Say how many lines contain "shown", using only the number.

Dataset excerpt
::::::::::
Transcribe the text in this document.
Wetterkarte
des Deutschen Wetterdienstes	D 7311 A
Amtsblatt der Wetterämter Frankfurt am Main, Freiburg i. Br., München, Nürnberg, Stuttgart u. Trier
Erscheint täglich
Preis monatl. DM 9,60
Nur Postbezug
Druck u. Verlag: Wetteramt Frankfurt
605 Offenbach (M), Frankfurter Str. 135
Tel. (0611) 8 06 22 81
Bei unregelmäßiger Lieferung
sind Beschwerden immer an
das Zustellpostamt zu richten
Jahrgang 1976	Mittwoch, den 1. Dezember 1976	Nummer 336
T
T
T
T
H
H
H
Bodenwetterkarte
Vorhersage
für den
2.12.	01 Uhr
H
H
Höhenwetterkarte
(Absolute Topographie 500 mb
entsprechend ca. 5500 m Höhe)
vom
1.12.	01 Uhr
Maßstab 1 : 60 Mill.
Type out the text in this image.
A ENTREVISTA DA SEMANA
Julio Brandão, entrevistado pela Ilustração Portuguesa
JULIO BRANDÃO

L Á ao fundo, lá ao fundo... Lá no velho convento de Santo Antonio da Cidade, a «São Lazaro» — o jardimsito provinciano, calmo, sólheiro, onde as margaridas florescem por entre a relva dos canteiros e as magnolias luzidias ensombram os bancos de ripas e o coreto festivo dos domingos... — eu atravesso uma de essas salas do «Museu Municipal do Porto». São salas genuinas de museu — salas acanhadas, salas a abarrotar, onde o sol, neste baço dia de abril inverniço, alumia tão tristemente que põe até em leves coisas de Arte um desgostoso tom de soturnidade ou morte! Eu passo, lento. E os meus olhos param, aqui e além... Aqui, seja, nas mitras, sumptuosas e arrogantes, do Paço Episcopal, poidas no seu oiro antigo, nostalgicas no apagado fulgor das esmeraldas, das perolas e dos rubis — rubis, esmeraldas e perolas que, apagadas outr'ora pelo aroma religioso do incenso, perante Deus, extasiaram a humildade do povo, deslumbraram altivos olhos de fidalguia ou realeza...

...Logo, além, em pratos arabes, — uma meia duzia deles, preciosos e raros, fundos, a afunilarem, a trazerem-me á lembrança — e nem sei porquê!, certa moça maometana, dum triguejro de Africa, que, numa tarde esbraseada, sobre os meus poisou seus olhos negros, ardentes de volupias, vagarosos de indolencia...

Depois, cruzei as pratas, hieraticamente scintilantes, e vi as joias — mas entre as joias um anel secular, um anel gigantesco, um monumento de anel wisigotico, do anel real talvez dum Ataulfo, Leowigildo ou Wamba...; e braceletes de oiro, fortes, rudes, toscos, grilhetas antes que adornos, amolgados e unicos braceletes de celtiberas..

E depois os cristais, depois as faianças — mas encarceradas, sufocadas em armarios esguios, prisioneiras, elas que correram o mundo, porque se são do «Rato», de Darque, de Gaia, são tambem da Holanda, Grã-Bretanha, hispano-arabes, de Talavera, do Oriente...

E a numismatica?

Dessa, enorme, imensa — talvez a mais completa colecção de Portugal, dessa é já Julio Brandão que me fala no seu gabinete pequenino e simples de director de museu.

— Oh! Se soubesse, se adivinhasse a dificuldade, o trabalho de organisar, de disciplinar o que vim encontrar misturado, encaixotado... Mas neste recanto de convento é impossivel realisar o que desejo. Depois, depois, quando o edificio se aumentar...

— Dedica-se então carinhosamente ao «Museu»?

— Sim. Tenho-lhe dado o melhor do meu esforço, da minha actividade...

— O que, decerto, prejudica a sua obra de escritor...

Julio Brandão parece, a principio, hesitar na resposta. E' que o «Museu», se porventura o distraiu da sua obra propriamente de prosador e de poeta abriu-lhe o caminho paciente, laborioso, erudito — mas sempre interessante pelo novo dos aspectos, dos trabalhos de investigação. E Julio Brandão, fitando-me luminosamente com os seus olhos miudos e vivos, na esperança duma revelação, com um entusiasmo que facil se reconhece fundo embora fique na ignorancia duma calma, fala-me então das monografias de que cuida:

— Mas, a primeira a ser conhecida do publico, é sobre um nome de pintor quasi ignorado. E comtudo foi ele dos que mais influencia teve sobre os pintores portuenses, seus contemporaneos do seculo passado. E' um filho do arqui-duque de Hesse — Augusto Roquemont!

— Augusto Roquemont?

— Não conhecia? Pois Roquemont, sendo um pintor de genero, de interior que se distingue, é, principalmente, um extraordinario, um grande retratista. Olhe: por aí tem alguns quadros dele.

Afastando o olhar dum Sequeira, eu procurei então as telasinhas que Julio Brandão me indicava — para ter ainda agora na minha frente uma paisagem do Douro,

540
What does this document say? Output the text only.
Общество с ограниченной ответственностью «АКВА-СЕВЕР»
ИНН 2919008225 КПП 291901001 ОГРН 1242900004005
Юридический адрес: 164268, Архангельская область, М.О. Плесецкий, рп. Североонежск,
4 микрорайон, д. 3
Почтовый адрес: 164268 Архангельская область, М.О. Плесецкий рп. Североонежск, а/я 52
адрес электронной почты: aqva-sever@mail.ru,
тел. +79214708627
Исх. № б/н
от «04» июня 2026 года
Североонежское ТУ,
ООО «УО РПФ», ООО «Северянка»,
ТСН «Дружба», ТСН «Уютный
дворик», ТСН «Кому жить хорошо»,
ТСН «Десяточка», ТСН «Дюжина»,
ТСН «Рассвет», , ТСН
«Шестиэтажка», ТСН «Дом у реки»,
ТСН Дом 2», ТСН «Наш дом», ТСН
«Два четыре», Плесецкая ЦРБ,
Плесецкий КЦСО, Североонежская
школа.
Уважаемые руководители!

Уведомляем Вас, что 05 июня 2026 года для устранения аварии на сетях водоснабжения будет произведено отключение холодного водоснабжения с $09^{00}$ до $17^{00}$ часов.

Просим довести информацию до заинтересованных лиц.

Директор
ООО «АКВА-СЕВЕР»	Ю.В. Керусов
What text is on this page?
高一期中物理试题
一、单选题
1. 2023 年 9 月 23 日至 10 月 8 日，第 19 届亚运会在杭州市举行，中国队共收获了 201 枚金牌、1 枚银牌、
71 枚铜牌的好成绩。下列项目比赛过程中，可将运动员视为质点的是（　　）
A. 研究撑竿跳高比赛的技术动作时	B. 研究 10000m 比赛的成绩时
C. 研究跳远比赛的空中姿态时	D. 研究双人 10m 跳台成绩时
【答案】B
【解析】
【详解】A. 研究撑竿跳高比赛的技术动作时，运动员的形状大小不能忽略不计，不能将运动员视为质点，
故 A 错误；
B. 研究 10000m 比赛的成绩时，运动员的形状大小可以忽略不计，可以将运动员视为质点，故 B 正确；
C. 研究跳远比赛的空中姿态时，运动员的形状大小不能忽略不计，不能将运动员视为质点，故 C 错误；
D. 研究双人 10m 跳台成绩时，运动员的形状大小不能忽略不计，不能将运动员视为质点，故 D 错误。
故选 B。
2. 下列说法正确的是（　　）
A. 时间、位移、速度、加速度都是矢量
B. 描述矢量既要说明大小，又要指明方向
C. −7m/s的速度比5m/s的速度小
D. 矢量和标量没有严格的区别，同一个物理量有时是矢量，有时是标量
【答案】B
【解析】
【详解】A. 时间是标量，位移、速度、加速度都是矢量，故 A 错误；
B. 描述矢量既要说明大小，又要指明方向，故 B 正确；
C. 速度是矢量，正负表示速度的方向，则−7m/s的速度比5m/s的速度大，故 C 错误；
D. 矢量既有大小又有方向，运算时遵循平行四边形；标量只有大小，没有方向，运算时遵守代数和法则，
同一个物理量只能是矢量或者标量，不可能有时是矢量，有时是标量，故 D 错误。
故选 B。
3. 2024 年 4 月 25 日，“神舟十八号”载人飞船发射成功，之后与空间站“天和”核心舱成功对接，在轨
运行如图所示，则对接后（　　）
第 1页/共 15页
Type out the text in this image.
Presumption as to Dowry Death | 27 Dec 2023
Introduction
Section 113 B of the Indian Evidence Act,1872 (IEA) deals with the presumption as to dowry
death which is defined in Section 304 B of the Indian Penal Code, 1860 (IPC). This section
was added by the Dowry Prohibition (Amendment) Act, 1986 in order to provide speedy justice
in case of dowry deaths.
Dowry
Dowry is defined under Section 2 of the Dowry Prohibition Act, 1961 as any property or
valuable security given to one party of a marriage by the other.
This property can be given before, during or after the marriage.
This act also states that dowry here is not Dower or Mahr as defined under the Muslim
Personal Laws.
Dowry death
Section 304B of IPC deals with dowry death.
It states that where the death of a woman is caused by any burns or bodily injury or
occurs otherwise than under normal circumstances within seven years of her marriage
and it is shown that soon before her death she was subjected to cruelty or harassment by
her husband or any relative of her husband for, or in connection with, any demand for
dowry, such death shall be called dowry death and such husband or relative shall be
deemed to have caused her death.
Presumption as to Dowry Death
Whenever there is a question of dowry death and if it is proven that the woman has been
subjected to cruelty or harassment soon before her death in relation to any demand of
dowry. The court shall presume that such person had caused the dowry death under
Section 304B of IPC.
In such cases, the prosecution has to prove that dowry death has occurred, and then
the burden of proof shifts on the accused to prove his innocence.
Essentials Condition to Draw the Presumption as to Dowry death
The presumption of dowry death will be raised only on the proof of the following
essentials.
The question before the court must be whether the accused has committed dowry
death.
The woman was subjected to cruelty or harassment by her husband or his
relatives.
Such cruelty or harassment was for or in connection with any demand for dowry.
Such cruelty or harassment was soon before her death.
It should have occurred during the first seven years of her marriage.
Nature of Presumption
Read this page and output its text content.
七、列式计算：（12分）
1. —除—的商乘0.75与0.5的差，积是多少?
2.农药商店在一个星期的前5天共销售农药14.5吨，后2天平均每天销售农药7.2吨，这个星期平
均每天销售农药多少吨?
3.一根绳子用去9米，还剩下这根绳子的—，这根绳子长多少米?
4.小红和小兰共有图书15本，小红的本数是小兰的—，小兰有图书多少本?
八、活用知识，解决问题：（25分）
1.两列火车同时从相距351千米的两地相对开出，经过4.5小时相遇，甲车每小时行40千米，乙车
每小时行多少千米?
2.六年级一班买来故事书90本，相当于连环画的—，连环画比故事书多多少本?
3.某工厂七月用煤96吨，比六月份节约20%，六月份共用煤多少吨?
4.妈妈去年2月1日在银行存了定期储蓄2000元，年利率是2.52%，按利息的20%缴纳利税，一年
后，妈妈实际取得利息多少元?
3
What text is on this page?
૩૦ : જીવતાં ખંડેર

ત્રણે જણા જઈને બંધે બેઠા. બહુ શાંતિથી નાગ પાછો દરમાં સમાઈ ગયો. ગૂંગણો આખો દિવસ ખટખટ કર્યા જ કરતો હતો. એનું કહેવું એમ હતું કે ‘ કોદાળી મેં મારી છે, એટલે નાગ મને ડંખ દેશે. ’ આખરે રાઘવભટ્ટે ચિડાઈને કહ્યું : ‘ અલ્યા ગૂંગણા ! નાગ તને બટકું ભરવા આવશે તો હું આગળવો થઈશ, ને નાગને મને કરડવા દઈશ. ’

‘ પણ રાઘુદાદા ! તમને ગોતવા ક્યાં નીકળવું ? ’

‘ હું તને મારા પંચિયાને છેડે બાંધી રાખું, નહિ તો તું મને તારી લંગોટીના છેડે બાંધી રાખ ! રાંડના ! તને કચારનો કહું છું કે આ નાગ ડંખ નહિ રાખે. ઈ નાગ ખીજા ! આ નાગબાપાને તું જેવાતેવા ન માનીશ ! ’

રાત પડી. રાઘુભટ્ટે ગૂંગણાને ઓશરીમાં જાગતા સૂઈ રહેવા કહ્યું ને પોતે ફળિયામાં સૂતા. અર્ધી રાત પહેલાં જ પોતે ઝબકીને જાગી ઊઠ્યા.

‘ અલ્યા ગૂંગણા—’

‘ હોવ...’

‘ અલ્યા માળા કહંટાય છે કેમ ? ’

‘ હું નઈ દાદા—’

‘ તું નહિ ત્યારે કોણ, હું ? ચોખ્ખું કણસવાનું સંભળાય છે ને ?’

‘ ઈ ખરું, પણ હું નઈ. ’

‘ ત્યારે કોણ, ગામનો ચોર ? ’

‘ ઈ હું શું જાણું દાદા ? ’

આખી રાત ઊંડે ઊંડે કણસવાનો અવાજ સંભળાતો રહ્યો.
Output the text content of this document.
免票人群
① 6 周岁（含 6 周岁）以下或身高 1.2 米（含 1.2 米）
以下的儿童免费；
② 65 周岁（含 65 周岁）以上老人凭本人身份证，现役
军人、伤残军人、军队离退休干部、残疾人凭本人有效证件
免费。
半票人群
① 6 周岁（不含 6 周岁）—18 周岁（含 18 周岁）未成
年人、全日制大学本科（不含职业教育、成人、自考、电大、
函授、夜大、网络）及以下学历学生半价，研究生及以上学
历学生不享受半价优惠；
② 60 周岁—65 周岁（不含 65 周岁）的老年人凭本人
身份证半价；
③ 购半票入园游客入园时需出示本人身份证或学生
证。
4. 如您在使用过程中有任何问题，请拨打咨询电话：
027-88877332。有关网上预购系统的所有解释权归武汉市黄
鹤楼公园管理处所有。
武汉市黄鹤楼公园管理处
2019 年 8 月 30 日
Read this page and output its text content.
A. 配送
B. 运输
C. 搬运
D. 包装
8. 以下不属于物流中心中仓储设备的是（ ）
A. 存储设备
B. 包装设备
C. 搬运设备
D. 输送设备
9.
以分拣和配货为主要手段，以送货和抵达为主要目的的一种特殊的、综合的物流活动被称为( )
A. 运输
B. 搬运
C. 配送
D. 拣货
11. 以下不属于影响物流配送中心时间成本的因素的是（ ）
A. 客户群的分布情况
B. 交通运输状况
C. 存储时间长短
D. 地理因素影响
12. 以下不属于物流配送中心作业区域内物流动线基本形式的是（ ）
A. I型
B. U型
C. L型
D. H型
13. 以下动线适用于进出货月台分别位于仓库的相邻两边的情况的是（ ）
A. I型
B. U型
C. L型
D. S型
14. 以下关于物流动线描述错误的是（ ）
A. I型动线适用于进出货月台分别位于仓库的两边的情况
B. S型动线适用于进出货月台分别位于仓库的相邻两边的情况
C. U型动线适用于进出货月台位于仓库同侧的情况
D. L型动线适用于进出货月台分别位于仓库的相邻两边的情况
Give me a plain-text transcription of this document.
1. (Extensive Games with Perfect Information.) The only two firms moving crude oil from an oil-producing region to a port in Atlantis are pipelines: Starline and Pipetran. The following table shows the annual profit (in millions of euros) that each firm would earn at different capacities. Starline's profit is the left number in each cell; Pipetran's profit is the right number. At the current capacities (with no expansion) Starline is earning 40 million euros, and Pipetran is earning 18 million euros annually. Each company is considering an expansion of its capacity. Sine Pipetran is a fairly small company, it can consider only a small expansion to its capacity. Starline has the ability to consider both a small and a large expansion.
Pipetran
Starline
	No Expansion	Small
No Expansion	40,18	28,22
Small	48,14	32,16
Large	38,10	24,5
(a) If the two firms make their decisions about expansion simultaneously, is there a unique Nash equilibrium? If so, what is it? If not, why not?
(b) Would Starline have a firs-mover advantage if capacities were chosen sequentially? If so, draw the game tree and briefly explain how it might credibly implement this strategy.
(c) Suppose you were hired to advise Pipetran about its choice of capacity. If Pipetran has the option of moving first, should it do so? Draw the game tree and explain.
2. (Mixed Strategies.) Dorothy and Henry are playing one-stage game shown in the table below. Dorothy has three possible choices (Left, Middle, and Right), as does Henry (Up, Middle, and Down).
::::::::::
Solution for this problem: 2